**Problem details**
Write the listing out again, all of it, word for word.

※

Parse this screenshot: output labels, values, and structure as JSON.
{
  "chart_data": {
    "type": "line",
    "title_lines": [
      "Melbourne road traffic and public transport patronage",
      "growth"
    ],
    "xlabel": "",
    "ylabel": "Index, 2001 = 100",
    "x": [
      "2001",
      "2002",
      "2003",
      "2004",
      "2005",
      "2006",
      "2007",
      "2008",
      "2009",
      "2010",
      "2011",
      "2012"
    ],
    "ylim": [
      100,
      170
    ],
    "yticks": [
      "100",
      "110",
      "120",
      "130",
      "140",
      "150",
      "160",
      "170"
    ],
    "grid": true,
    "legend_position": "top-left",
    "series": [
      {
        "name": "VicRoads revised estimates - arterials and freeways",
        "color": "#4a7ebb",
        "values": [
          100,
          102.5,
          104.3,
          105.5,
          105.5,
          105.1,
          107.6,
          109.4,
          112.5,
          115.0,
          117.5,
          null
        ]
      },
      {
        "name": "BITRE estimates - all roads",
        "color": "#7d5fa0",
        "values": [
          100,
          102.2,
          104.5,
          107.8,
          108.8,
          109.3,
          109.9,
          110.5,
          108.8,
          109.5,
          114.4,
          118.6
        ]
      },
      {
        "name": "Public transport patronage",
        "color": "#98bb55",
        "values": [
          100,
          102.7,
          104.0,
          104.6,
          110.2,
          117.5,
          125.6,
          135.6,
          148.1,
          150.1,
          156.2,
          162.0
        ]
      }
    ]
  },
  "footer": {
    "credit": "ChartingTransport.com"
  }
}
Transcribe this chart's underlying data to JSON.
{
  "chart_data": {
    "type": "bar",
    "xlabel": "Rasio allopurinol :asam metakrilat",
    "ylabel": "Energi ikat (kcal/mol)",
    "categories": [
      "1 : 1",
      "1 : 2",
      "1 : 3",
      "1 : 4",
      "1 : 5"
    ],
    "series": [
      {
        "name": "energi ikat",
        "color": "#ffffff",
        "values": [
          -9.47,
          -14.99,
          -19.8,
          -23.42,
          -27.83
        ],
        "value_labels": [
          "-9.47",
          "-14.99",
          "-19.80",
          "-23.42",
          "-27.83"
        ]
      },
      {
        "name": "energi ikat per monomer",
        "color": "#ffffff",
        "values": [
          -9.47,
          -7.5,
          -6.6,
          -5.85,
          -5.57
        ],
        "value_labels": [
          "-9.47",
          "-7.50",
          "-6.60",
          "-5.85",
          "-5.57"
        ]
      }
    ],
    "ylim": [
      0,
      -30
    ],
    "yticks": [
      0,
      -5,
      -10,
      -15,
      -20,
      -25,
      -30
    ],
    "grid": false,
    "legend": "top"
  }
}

※

**Expected answer**
Parse this screenshot: output labels, values, and structure as JSON.
{
  "chart_data": {
    "type": "line",
    "title_lines": [
      "Melbourne road traffic and public transport patronage",
      "growth"
    ],
    "xlabel": "",
    "ylabel": "Index, 2001 = 100",
    "x": [
      "2001",
      "2002",
      "2003",
      "2004",
      "2005",
      "2006",
      "2007",
      "2008",
      "2009",
      "2010",
      "2011",
      "2012"
    ],
    "ylim": [
      100,
      170
    ],
    "yticks": [
      "100",
      "110",
      "120",
      "130",
      "140",
      "150",
      "160",
      "170"
    ],
    "grid": true,
    "legend_position": "top-left",
    "series": [
      {
        "name": "VicRoads revised estimates - arterials and freeways",
        "color": "#4a7ebb",
        "values": [
          100,
          102.5,
          104.3,
          105.5,
          105.5,
          105.1,
          107.6,
          109.4,
          112.5,
          115.0,
          117.5,
          null
        ]
      },
      {
        "name": "BITRE estimates - all roads",
        "color": "#7d5fa0",
        "values": [
          100,
          102.2,
          104.5,
          107.8,
          108.8,
          109.3,
          109.9,
          110.5,
          108.8,
          109.5,
          114.4,
          118.6
        ]
      },
      {
        "name": "Public transport patronage",
        "color": "#98bb55",
        "values": [
          100,
          102.7,
          104.0,
          104.6,
          110.2,
          117.5,
          125.6,
          135.6,
          148.1,
          150.1,
          156.2,
          162.0
        ]
      }
    ]
  },
  "footer": {
    "credit": "ChartingTransport.com"
  }
}
Transcribe this chart's underlying data to JSON.
{
  "chart_data": {
    "type": "bar",
    "xlabel": "Rasio allopurinol :asam metakrilat",
    "ylabel": "Energi ikat (kcal/mol)",
    "categories": [
      "1 : 1",
      "1 : 2",
      "1 : 3",
      "1 : 4",
      "1 : 5"
    ],
    "series": [
      {
        "name": "energi ikat",
        "color": "#ffffff",
        "values": [
          -9.47,
          -14.99,
          -19.8,
          -23.42,
          -27.83
        ],
        "value_labels": [
          "-9.47",
          "-14.99",
          "-19.80",
          "-23.42",
          "-27.83"
        ]
      },
      {
        "name": "energi ikat per monomer",
        "color": "#ffffff",
        "values": [
          -9.47,
          -7.5,
          -6.6,
          -5.85,
          -5.57
        ],
        "value_labels": [
          "-9.47",
          "-7.50",
          "-6.60",
          "-5.85",
          "-5.57"
        ]
      }
    ],
    "ylim": [
      0,
      -30
    ],
    "yticks": [
      0,
      -5,
      -10,
      -15,
      -20,
      -25,
      -30
    ],
    "grid": false,
    "legend": "top"
  }
}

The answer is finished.